_Görev A_. Yargıtay kararına ilişkin değerlendirmenin "Somut olayda, murisin" ifadesinden başlayıp "geçerek kesinleştiği görülmektedir." ifadesi de dahil olmak üzere bu ifadeye kadar uzanan bölümünü, "davalıya" yerine "alıcıya" koyarak değiştirin ve yeniden yazın.
_Görev B_. Yargıtay kararına ilişkin değerlendirmeye göre, Yargıtay 1. Hukuk Dairesinin bozma kararının esas ve karar numaraları nelerdir?

_Alıntılanan Metin_.
>>

BİR YARGITAY KARARI HAKKINDA DEĞERLENDİRME

BİR YARGITAY KARARI HAKKINDA DEĞERLENDİRME

Muris muvazaası hukuksal nedenine dayalı açılan davanın Yerel Mahkemece kabulüne ilişkin hükmün temyiz edilmesi üzerine Yargıtay 1. Hukuk Dairesince 02.06.2015 tarih 2013/21663 Esas ve 2015/8092 sayılı karar ile bozulduğu görülmektedir.
Somut olayda, murisin , davalıya satış suretiyle devrettiği taşınmaza yönelik sağlığında, ona karşı devrin tehdit sonucunda gerçekleştiği belirtilerek ikrah hukuksal nedenine dayalı olarak bir tapu iptali ve tescil davası açtığı ; bu davada, temlikin yapıldığı yıl olan 1998 ‘den ,davanın açıldığı 2010 yılına kadar geçen 12 yıllık sürede tehdit altında bulunulduğunun hayatın olağan akışına uygun olmadığı ve kaldı ki bir an için tehditin varlığı kabul edilse dahi, davanın Türk Borçlar Kanunu’ndaki 1 yıllık hak düşürücü sürede açılmadığından davanın reddedildiği ve derecaattan geçerek kesinleştiği görülmektedir.

Murisin ölümünden sonra bu defa tek mirasçı olan davacı , murisin gerçekleştirdiği  temlikin kendisinden mal kaçırma gayesiyle yapıldığı ve muvazaa ile illetli olduğunu, muris ve taşınmazı devralan kişinin aralarında yıllar süren gönül ilişkisi bulunduğunu, kah dargın,kah barışık bir halde sağlıklı olmayan bu ilişkiyi sürdürdüklerini, kendisinin tek mirasçı ve aynı zamanda murisin evlatlığı olduğunu, kendisinden çok açık bir biçimde mal kaçırma gayesiyle murisin hareket ettiğini ileri sürerek muris muvazaası hukuksal nedenine dayalı olarak  tapu iptali ve tescil konulu dava açmış ; Yerel Mahkemece davanın kabulüne karar verilmiş;temyiz üzerine Yüksek 1. Hukuk Dairesi tarafından kararın aynen “mirasbırakan sağlığında ikrah hukuksal nedenine dayalı olarak dava açmış bu dava reddedilip Yargıtay denetiminden geçerek kesinleşmiştir.Muvazaa en sade tanımıyla bilerek ve isteyerek irade ve beyan arasında uyuşmazlık yaratılması halidir. Muris, önceki davada, taşınmazın elinden korkutularak alındığını ileri sürdüğüne göre, çekişme konusu taşınmazın temlikinde bilerek ve isteyerek irade ile beyan arasında uyuşmazlık yaratıldığını söyleyebilme imkanı yoktur. Bu durumda temlikin muvazaalı olduğundan da söz edilemez. Hal böyle olunca, davanın reddine karar verilmesi gerekirken yanılgılı değerlendirme ile yazılı şekilde karar verilmiş olması doğru değildir. “ gerekçesiyle bozulmuştur.

<<

_Kayıt Alıntıları_.
>>

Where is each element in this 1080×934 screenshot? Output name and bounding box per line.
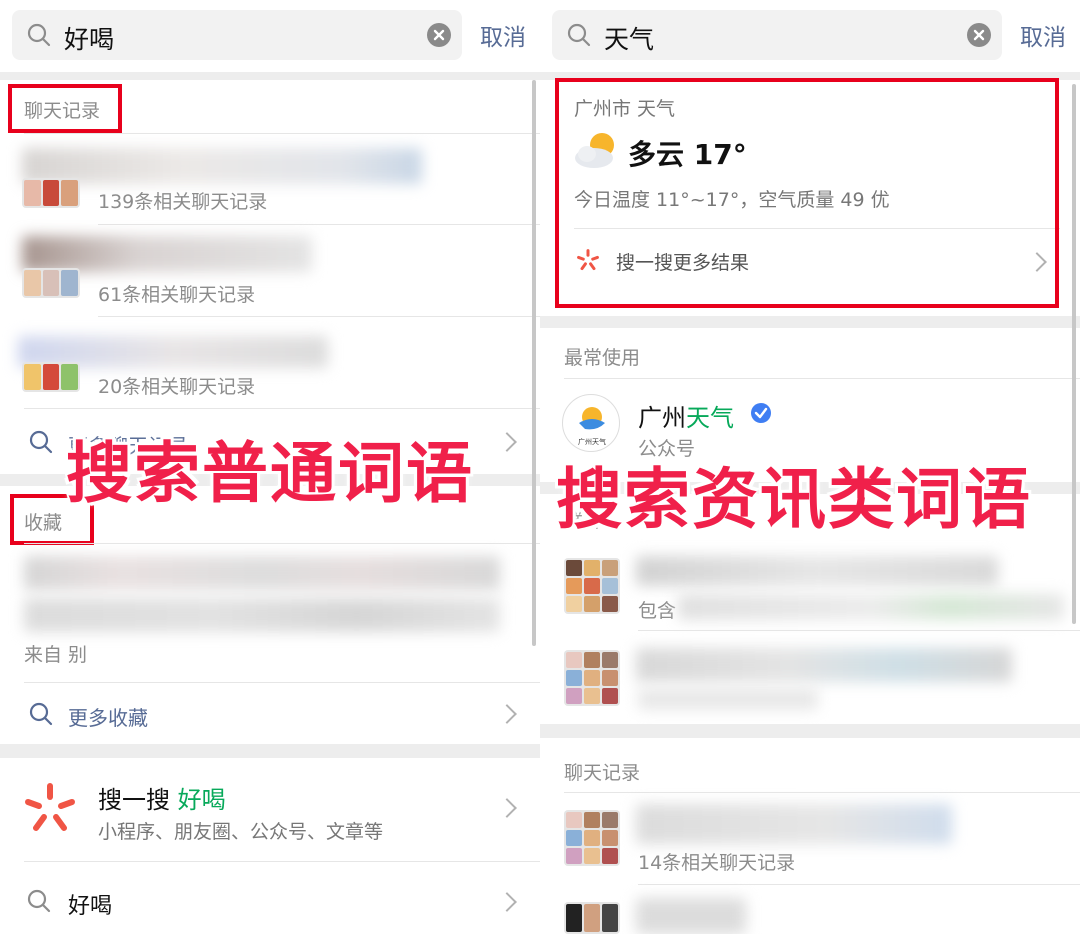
blurred-chat-name bbox=[22, 148, 422, 184]
group-avatar bbox=[564, 558, 620, 614]
scrollbar[interactable] bbox=[1072, 84, 1076, 624]
divider bbox=[638, 630, 1080, 631]
souyisou-title: 搜一搜 好喝 bbox=[98, 786, 226, 814]
group-avatar bbox=[22, 178, 80, 208]
divider bbox=[24, 133, 540, 134]
blurred-chat-name bbox=[636, 898, 746, 934]
chat-record-count: 14条相关聊天记录 bbox=[638, 852, 796, 874]
highlight-box bbox=[555, 78, 1059, 308]
search-query: 好喝 bbox=[64, 25, 115, 54]
cancel-button[interactable]: 取消 bbox=[1020, 18, 1066, 52]
divider bbox=[98, 316, 540, 317]
clear-icon[interactable] bbox=[967, 23, 991, 47]
divider bbox=[98, 224, 540, 225]
divider bbox=[638, 884, 1080, 885]
chat-record-count: 61条相关聊天记录 bbox=[98, 284, 256, 306]
right-search-screen: 天气 取消 广州市 天气 多云 17° 今日温度 11°~17°，空气质量 49… bbox=[540, 0, 1080, 934]
blurred-chat-meta bbox=[638, 688, 818, 710]
blurred-favorite-line bbox=[24, 556, 500, 590]
search-icon bbox=[29, 430, 53, 454]
chevron-right-icon bbox=[497, 704, 517, 724]
group-avatar bbox=[564, 810, 620, 866]
souyisou-icon bbox=[25, 783, 75, 831]
chevron-right-icon bbox=[497, 798, 517, 818]
section-label-chat-records: 聊天记录 bbox=[564, 762, 641, 784]
section-label-most-used: 最常使用 bbox=[564, 347, 641, 369]
annotation-overlay: 搜索普通词语 bbox=[66, 435, 474, 512]
verified-badge-icon bbox=[751, 403, 771, 423]
search-query: 天气 bbox=[604, 25, 655, 54]
highlight-box bbox=[8, 84, 122, 133]
chevron-right-icon bbox=[497, 892, 517, 912]
divider bbox=[564, 792, 1080, 793]
search-input[interactable]: 天气 bbox=[552, 10, 1002, 60]
blurred-chat-name bbox=[22, 236, 312, 272]
cancel-button[interactable]: 取消 bbox=[480, 18, 526, 52]
chat-record-count: 139条相关聊天记录 bbox=[98, 191, 268, 213]
divider bbox=[24, 408, 540, 409]
search-input[interactable]: 好喝 bbox=[12, 10, 462, 60]
scrollbar[interactable] bbox=[532, 80, 536, 646]
divider bbox=[24, 682, 540, 683]
search-bar-row: 天气 取消 bbox=[540, 0, 1080, 72]
favorite-source: 来自 别 bbox=[24, 644, 88, 666]
blurred-chat-name bbox=[636, 556, 998, 586]
blurred-member-names bbox=[678, 594, 1064, 620]
divider bbox=[540, 316, 1080, 328]
account-name: 广州天气 bbox=[638, 404, 734, 432]
blurred-chat-name bbox=[636, 648, 1012, 682]
chevron-right-icon bbox=[497, 432, 517, 452]
divider bbox=[0, 744, 540, 758]
chat-record-count: 20条相关聊天记录 bbox=[98, 376, 256, 398]
group-avatar bbox=[22, 362, 80, 392]
divider bbox=[0, 72, 540, 80]
search-icon bbox=[27, 23, 51, 47]
group-contains-label: 包含 bbox=[638, 600, 677, 622]
group-avatar bbox=[564, 902, 620, 934]
divider bbox=[564, 378, 1080, 379]
left-search-screen: 好喝 取消 聊天记录 139条相关聊天记录 61条相关聊天记录 20条相关聊天记… bbox=[0, 0, 540, 934]
blurred-favorite-line bbox=[24, 598, 500, 632]
divider bbox=[540, 724, 1080, 738]
divider bbox=[24, 543, 540, 544]
blurred-chat-name bbox=[636, 804, 952, 844]
souyisou-query: 好喝 bbox=[177, 786, 226, 814]
group-avatar bbox=[22, 268, 80, 298]
suggestion-label: 好喝 bbox=[68, 894, 113, 919]
annotation-overlay: 搜索资讯类词语 bbox=[556, 461, 1032, 538]
more-favorites-label: 更多收藏 bbox=[68, 706, 148, 730]
search-bar-row: 好喝 取消 bbox=[0, 0, 540, 72]
search-icon bbox=[27, 889, 51, 913]
souyisou-subtitle: 小程序、朋友圈、公众号、文章等 bbox=[98, 821, 384, 843]
account-logo: 广州天气 bbox=[562, 394, 620, 452]
group-avatar bbox=[564, 650, 620, 706]
search-icon bbox=[567, 23, 591, 47]
clear-icon[interactable] bbox=[427, 23, 451, 47]
search-icon bbox=[29, 702, 53, 726]
divider bbox=[24, 861, 540, 862]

<<

_Yanıt A_.
Somut olayda, murisin , alıcıya satış suretiyle devrettiği taşınmaza yönelik sağlığında, ona karşı devrin tehdit sonucunda gerçekleştiği belirtilerek ikrah hukuksal nedenine dayalı olarak bir tapu iptali ve tescil davası açtığı ; bu davada, temlikin yapıldığı yıl olan 1998 ‘den ,davanın açıldığı 2010 yılına kadar geçen 12 yıllık sürede tehdit altında bulunulduğunun hayatın olağan akışına uygun olmadığı ve kaldı ki bir an için tehditin varlığı kabul edilse dahi, davanın Türk Borçlar Kanunu’ndaki 1 yıllık hak düşürücü sürede açılmadığından davanın reddedildiği ve derecaattan geçerek kesinleştiği görülmektedir.

_Yanıt B_. 2013/21663 Esas ve 2015/8092 sayılı karar.